Rows from a dataset:
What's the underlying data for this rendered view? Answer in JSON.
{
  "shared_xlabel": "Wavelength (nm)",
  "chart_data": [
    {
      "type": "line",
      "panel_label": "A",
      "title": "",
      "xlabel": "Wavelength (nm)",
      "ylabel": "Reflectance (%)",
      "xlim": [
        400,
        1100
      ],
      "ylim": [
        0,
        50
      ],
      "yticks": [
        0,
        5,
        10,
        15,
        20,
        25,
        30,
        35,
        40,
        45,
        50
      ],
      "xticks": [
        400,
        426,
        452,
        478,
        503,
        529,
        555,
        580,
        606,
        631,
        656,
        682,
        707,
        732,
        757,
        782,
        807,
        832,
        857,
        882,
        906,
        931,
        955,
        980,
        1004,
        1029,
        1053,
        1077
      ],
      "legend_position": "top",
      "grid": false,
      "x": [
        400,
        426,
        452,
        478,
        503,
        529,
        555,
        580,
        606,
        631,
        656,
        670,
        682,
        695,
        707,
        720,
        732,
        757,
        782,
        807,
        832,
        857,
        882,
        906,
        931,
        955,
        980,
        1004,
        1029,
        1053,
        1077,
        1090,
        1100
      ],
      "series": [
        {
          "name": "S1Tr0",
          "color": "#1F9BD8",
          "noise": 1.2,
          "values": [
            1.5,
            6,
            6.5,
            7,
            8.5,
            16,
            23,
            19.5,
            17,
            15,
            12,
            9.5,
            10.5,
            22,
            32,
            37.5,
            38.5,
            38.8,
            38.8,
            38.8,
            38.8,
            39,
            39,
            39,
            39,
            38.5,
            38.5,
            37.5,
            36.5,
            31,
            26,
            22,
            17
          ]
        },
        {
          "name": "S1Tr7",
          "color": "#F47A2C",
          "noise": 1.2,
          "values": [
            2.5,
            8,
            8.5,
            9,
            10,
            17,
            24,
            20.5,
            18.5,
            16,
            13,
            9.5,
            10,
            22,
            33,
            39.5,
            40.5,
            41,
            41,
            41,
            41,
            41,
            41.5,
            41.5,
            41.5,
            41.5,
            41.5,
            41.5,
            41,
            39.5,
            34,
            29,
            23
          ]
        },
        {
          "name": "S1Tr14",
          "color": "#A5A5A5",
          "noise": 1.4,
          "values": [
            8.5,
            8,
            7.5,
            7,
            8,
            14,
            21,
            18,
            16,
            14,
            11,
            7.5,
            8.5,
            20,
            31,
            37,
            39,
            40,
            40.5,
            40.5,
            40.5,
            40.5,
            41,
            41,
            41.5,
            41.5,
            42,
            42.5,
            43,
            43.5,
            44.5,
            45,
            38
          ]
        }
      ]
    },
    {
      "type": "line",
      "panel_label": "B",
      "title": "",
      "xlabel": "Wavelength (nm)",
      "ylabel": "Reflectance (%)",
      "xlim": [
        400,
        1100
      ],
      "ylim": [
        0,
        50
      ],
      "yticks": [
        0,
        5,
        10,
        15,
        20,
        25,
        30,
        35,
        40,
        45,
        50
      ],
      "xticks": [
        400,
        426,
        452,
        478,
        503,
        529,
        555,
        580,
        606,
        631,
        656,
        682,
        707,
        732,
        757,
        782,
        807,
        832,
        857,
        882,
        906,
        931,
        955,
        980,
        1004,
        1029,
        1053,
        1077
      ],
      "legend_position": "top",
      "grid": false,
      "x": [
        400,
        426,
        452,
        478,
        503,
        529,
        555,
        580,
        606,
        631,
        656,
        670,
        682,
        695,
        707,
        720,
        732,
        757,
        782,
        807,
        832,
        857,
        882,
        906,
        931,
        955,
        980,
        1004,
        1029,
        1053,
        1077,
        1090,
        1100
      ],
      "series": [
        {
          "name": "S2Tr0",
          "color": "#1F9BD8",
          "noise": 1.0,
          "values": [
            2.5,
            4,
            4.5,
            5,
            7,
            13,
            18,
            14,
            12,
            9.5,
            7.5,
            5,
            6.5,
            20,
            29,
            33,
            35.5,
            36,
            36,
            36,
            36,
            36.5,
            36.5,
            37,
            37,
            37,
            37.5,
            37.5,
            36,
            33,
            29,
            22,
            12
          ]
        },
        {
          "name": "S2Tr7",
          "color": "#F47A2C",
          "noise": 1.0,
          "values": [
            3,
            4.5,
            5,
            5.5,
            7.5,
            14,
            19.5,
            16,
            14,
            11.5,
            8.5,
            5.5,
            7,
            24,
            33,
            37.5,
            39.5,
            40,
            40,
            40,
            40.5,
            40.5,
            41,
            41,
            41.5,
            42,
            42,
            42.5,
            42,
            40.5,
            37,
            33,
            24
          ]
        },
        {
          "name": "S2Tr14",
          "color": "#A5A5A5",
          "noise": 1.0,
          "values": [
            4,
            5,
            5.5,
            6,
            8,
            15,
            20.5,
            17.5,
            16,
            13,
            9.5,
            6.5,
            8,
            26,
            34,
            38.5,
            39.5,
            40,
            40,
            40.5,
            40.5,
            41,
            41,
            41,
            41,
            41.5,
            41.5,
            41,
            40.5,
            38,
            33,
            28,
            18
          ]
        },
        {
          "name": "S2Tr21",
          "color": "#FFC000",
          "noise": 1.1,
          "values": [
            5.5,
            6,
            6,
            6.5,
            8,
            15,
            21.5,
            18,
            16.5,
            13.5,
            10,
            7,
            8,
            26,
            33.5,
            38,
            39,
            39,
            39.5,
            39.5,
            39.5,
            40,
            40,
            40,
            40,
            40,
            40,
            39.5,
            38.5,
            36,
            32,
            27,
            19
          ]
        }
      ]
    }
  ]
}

Written request:
Return each line of the records above exactly as it reads.

Solution to this problem:
What's the underlying data for this rendered view? Answer in JSON.
{
  "shared_xlabel": "Wavelength (nm)",
  "chart_data": [
    {
      "type": "line",
      "panel_label": "A",
      "title": "",
      "xlabel": "Wavelength (nm)",
      "ylabel": "Reflectance (%)",
      "xlim": [
        400,
        1100
      ],
      "ylim": [
        0,
        50
      ],
      "yticks": [
        0,
        5,
        10,
        15,
        20,
        25,
        30,
        35,
        40,
        45,
        50
      ],
      "xticks": [
        400,
        426,
        452,
        478,
        503,
        529,
        555,
        580,
        606,
        631,
        656,
        682,
        707,
        732,
        757,
        782,
        807,
        832,
        857,
        882,
        906,
        931,
        955,
        980,
        1004,
        1029,
        1053,
        1077
      ],
      "legend_position": "top",
      "grid": false,
      "x": [
        400,
        426,
        452,
        478,
        503,
        529,
        555,
        580,
        606,
        631,
        656,
        670,
        682,
        695,
        707,
        720,
        732,
        757,
        782,
        807,
        832,
        857,
        882,
        906,
        931,
        955,
        980,
        1004,
        1029,
        1053,
        1077,
        1090,
        1100
      ],
      "series": [
        {
          "name": "S1Tr0",
          "color": "#1F9BD8",
          "noise": 1.2,
          "values": [
            1.5,
            6,
            6.5,
            7,
            8.5,
            16,
            23,
            19.5,
            17,
            15,
            12,
            9.5,
            10.5,
            22,
            32,
            37.5,
            38.5,
            38.8,
            38.8,
            38.8,
            38.8,
            39,
            39,
            39,
            39,
            38.5,
            38.5,
            37.5,
            36.5,
            31,
            26,
            22,
            17
          ]
        },
        {
          "name": "S1Tr7",
          "color": "#F47A2C",
          "noise": 1.2,
          "values": [
            2.5,
            8,
            8.5,
            9,
            10,
            17,
            24,
            20.5,
            18.5,
            16,
            13,
            9.5,
            10,
            22,
            33,
            39.5,
            40.5,
            41,
            41,
            41,
            41,
            41,
            41.5,
            41.5,
            41.5,
            41.5,
            41.5,
            41.5,
            41,
            39.5,
            34,
            29,
            23
          ]
        },
        {
          "name": "S1Tr14",
          "color": "#A5A5A5",
          "noise": 1.4,
          "values": [
            8.5,
            8,
            7.5,
            7,
            8,
            14,
            21,
            18,
            16,
            14,
            11,
            7.5,
            8.5,
            20,
            31,
            37,
            39,
            40,
            40.5,
            40.5,
            40.5,
            40.5,
            41,
            41,
            41.5,
            41.5,
            42,
            42.5,
            43,
            43.5,
            44.5,
            45,
            38
          ]
        }
      ]
    },
    {
      "type": "line",
      "panel_label": "B",
      "title": "",
      "xlabel": "Wavelength (nm)",
      "ylabel": "Reflectance (%)",
      "xlim": [
        400,
        1100
      ],
      "ylim": [
        0,
        50
      ],
      "yticks": [
        0,
        5,
        10,
        15,
        20,
        25,
        30,
        35,
        40,
        45,
        50
      ],
      "xticks": [
        400,
        426,
        452,
        478,
        503,
        529,
        555,
        580,
        606,
        631,
        656,
        682,
        707,
        732,
        757,
        782,
        807,
        832,
        857,
        882,
        906,
        931,
        955,
        980,
        1004,
        1029,
        1053,
        1077
      ],
      "legend_position": "top",
      "grid": false,
      "x": [
        400,
        426,
        452,
        478,
        503,
        529,
        555,
        580,
        606,
        631,
        656,
        670,
        682,
        695,
        707,
        720,
        732,
        757,
        782,
        807,
        832,
        857,
        882,
        906,
        931,
        955,
        980,
        1004,
        1029,
        1053,
        1077,
        1090,
        1100
      ],
      "series": [
        {
          "name": "S2Tr0",
          "color": "#1F9BD8",
          "noise": 1.0,
          "values": [
            2.5,
            4,
            4.5,
            5,
            7,
            13,
            18,
            14,
            12,
            9.5,
            7.5,
            5,
            6.5,
            20,
            29,
            33,
            35.5,
            36,
            36,
            36,
            36,
            36.5,
            36.5,
            37,
            37,
            37,
            37.5,
            37.5,
            36,
            33,
            29,
            22,
            12
          ]
        },
        {
          "name": "S2Tr7",
          "color": "#F47A2C",
          "noise": 1.0,
          "values": [
            3,
            4.5,
            5,
            5.5,
            7.5,
            14,
            19.5,
            16,
            14,
            11.5,
            8.5,
            5.5,
            7,
            24,
            33,
            37.5,
            39.5,
            40,
            40,
            40,
            40.5,
            40.5,
            41,
            41,
            41.5,
            42,
            42,
            42.5,
            42,
            40.5,
            37,
            33,
            24
          ]
        },
        {
          "name": "S2Tr14",
          "color": "#A5A5A5",
          "noise": 1.0,
          "values": [
            4,
            5,
            5.5,
            6,
            8,
            15,
            20.5,
            17.5,
            16,
            13,
            9.5,
            6.5,
            8,
            26,
            34,
            38.5,
            39.5,
            40,
            40,
            40.5,
            40.5,
            41,
            41,
            41,
            41,
            41.5,
            41.5,
            41,
            40.5,
            38,
            33,
            28,
            18
          ]
        },
        {
          "name": "S2Tr21",
          "color": "#FFC000",
          "noise": 1.1,
          "values": [
            5.5,
            6,
            6,
            6.5,
            8,
            15,
            21.5,
            18,
            16.5,
            13.5,
            10,
            7,
            8,
            26,
            33.5,
            38,
            39,
            39,
            39.5,
            39.5,
            39.5,
            40,
            40,
            40,
            40,
            40,
            40,
            39.5,
            38.5,
            36,
            32,
            27,
            19
          ]
        }
      ]
    }
  ]
}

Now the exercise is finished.